▸ What you have to do: Locate every line in the entries below that contains the string "抽屉原理课后题" and copy each of those lines.

## start Data supplied

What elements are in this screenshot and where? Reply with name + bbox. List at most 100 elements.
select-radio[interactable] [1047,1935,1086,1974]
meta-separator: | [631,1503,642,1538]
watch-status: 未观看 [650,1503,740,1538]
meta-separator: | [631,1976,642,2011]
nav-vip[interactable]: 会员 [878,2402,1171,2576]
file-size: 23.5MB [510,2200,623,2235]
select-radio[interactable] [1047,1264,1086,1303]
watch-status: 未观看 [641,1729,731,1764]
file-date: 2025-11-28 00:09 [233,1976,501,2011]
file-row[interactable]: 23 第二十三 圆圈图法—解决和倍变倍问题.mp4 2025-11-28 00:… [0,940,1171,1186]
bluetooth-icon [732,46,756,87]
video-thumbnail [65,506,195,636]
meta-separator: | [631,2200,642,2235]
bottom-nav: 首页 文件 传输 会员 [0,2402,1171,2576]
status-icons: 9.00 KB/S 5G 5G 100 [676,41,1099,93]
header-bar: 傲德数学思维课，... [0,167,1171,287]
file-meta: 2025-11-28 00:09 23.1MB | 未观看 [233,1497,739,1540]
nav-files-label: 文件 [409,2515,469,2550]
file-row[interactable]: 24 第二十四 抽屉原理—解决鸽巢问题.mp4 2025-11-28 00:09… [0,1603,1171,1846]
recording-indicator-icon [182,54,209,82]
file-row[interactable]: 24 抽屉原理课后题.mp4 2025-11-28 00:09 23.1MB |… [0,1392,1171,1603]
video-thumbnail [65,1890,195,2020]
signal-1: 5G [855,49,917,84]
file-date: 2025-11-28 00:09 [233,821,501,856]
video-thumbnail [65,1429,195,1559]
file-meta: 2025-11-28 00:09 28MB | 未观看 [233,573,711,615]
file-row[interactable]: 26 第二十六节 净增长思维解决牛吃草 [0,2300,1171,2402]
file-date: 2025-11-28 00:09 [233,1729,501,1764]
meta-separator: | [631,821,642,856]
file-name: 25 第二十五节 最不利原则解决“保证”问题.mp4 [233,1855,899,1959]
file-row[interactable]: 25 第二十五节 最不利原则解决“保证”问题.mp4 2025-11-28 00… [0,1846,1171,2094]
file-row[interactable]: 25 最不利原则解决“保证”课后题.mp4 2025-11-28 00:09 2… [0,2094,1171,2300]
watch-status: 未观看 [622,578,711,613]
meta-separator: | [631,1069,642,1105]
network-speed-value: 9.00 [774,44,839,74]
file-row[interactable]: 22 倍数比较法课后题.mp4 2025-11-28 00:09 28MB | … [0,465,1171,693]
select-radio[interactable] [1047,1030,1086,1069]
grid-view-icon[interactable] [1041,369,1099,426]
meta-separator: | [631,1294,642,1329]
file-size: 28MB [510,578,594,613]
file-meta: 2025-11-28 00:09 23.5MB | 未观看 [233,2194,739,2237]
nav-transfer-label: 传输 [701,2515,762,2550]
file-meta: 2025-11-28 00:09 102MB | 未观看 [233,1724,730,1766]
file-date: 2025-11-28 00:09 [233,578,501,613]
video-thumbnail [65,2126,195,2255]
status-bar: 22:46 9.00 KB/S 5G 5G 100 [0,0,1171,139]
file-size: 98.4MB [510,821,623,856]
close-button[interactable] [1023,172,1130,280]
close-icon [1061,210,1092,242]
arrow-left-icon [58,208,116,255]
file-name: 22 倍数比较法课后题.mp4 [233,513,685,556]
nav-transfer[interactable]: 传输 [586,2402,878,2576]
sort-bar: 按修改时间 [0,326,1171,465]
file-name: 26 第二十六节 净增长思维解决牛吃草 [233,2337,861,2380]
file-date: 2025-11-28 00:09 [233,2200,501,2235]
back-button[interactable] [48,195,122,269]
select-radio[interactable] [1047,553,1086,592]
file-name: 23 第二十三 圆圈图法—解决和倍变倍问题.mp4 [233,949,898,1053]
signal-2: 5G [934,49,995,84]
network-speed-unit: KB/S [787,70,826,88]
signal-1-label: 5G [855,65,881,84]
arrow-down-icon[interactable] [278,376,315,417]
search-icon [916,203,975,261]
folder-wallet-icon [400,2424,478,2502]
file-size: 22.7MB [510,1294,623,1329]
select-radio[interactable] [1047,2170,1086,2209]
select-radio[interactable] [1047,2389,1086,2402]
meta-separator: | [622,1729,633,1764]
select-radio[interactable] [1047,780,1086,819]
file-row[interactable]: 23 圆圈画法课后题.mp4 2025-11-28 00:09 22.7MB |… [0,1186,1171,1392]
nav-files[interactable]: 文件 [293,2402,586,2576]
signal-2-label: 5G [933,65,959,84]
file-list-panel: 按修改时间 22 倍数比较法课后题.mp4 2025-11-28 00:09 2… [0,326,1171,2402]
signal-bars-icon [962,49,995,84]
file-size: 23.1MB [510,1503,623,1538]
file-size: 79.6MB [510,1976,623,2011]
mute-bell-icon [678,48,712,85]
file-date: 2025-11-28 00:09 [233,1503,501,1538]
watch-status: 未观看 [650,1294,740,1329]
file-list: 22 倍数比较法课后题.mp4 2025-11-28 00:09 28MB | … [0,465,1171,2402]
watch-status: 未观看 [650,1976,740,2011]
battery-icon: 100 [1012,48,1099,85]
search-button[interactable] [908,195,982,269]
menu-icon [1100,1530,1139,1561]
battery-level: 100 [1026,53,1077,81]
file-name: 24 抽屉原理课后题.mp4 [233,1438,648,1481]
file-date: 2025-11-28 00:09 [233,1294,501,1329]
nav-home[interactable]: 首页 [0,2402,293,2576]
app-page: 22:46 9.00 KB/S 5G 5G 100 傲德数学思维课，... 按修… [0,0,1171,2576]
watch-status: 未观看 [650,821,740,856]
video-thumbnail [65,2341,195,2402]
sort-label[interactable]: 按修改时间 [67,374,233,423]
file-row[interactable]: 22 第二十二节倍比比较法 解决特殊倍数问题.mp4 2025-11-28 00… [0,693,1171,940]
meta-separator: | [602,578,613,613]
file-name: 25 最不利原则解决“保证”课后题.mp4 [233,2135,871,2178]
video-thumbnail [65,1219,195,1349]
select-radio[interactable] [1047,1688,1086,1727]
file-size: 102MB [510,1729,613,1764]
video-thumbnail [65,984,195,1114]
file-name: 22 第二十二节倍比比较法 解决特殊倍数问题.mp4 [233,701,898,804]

## end Data supplied

▸ Expected answer:
file-row[interactable]: 24 抽屉原理课后题.mp4 2025-11-28 00:09 23.1MB |… [0,1392,1171,1603]
file-name: 24 抽屉原理课后题.mp4 [233,1438,648,1481]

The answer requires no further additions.